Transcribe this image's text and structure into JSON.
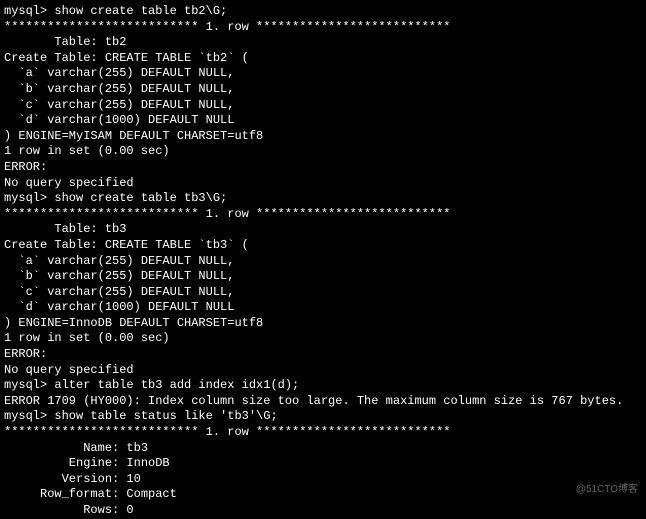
{
  "lines": [
    "mysql> show create table tb2\\G;",
    "*************************** 1. row ***************************",
    "       Table: tb2",
    "Create Table: CREATE TABLE `tb2` (",
    "  `a` varchar(255) DEFAULT NULL,",
    "  `b` varchar(255) DEFAULT NULL,",
    "  `c` varchar(255) DEFAULT NULL,",
    "  `d` varchar(1000) DEFAULT NULL",
    ") ENGINE=MyISAM DEFAULT CHARSET=utf8",
    "1 row in set (0.00 sec)",
    "",
    "ERROR: ",
    "No query specified",
    "",
    "mysql> show create table tb3\\G;",
    "*************************** 1. row ***************************",
    "       Table: tb3",
    "Create Table: CREATE TABLE `tb3` (",
    "  `a` varchar(255) DEFAULT NULL,",
    "  `b` varchar(255) DEFAULT NULL,",
    "  `c` varchar(255) DEFAULT NULL,",
    "  `d` varchar(1000) DEFAULT NULL",
    ") ENGINE=InnoDB DEFAULT CHARSET=utf8",
    "1 row in set (0.00 sec)",
    "",
    "ERROR: ",
    "No query specified",
    "",
    "mysql> alter table tb3 add index idx1(d);",
    "ERROR 1709 (HY000): Index column size too large. The maximum column size is 767 bytes.",
    "mysql> show table status like 'tb3'\\G;",
    "*************************** 1. row ***************************",
    "           Name: tb3",
    "         Engine: InnoDB",
    "        Version: 10",
    "     Row_format: Compact",
    "           Rows: 0"
  ],
  "watermark": "@51CTO博客"
}
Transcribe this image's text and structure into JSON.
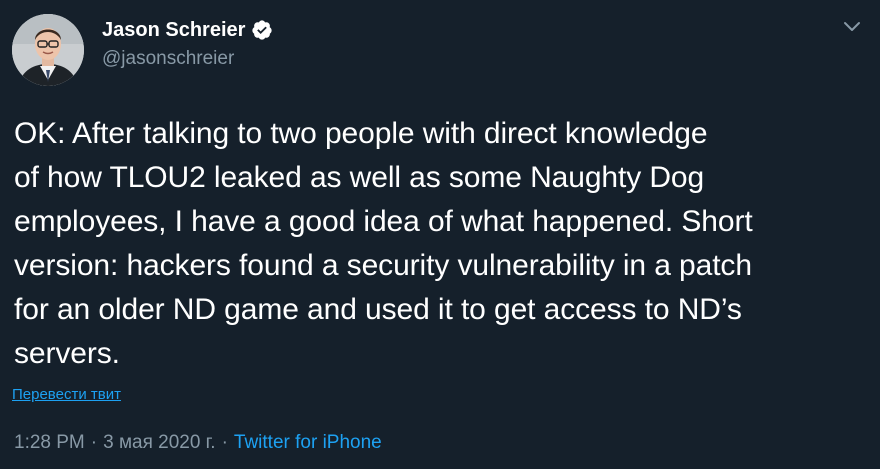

____________________

:: WORK TO DO ::
Leave out every picture and copy the rest of the records exactly.

:: SOLUTION FOR THIS TASK ::
Transcribe this image's text and structure into JSON.
{
  "lines": [
    "mysql> show create table tb2\\G;",
    "*************************** 1. row ***************************",
    "       Table: tb2",
    "Create Table: CREATE TABLE `tb2` (",
    "  `a` varchar(255) DEFAULT NULL,",
    "  `b` varchar(255) DEFAULT NULL,",
    "  `c` varchar(255) DEFAULT NULL,",
    "  `d` varchar(1000) DEFAULT NULL",
    ") ENGINE=MyISAM DEFAULT CHARSET=utf8",
    "1 row in set (0.00 sec)",
    "",
    "ERROR: ",
    "No query specified",
    "",
    "mysql> show create table tb3\\G;",
    "*************************** 1. row ***************************",
    "       Table: tb3",
    "Create Table: CREATE TABLE `tb3` (",
    "  `a` varchar(255) DEFAULT NULL,",
    "  `b` varchar(255) DEFAULT NULL,",
    "  `c` varchar(255) DEFAULT NULL,",
    "  `d` varchar(1000) DEFAULT NULL",
    ") ENGINE=InnoDB DEFAULT CHARSET=utf8",
    "1 row in set (0.00 sec)",
    "",
    "ERROR: ",
    "No query specified",
    "",
    "mysql> alter table tb3 add index idx1(d);",
    "ERROR 1709 (HY000): Index column size too large. The maximum column size is 767 bytes.",
    "mysql> show table status like 'tb3'\\G;",
    "*************************** 1. row ***************************",
    "           Name: tb3",
    "         Engine: InnoDB",
    "        Version: 10",
    "     Row_format: Compact",
    "           Rows: 0"
  ],
  "watermark": "@51CTO博客"
}
Transcribe this image's text and structure into JSON.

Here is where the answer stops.